Stored data:
________________________

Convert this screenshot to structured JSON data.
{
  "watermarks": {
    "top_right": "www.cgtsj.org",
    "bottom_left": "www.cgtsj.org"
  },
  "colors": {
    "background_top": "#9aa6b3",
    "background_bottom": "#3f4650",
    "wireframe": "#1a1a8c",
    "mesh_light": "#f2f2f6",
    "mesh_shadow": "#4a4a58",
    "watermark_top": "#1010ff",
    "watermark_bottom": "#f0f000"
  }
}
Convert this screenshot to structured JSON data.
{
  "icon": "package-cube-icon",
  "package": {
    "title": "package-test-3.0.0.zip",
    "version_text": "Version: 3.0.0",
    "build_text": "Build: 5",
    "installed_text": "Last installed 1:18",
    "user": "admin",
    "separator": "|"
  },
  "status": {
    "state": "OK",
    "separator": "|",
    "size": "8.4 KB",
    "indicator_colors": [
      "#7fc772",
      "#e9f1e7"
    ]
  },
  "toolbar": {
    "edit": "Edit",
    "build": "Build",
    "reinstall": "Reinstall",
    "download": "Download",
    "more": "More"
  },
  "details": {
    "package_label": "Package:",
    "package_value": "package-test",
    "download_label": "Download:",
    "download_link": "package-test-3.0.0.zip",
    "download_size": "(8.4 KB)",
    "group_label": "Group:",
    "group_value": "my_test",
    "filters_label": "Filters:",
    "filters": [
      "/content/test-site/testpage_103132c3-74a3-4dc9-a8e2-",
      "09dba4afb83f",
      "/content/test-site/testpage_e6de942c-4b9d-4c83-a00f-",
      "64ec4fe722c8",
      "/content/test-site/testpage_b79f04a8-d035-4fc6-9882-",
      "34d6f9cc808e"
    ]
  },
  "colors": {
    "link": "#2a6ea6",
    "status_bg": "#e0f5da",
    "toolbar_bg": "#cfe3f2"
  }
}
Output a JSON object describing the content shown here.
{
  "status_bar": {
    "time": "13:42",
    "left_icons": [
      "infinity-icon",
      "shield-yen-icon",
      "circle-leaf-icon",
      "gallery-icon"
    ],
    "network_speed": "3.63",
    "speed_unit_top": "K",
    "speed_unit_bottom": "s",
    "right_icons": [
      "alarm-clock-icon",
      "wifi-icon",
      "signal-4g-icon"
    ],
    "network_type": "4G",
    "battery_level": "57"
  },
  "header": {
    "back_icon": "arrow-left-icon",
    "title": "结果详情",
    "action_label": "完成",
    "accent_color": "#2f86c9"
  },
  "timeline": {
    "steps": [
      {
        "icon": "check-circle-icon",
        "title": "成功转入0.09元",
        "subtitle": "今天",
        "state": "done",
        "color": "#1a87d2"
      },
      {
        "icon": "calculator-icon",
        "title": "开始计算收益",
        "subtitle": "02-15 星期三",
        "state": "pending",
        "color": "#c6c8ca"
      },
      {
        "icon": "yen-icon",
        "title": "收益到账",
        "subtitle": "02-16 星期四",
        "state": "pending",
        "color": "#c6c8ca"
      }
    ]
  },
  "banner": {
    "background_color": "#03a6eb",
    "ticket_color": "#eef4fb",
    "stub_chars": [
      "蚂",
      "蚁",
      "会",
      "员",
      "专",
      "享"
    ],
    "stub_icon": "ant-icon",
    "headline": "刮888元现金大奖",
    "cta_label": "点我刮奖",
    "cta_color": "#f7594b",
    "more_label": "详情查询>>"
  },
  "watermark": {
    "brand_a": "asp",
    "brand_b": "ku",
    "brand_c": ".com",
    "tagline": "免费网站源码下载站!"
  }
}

________________________

Job :: Return all lines with the word "subtitle" in them.

Expected output ::
        "subtitle": "今天",
        "subtitle": "02-15 星期三",
        "subtitle": "02-16 星期四",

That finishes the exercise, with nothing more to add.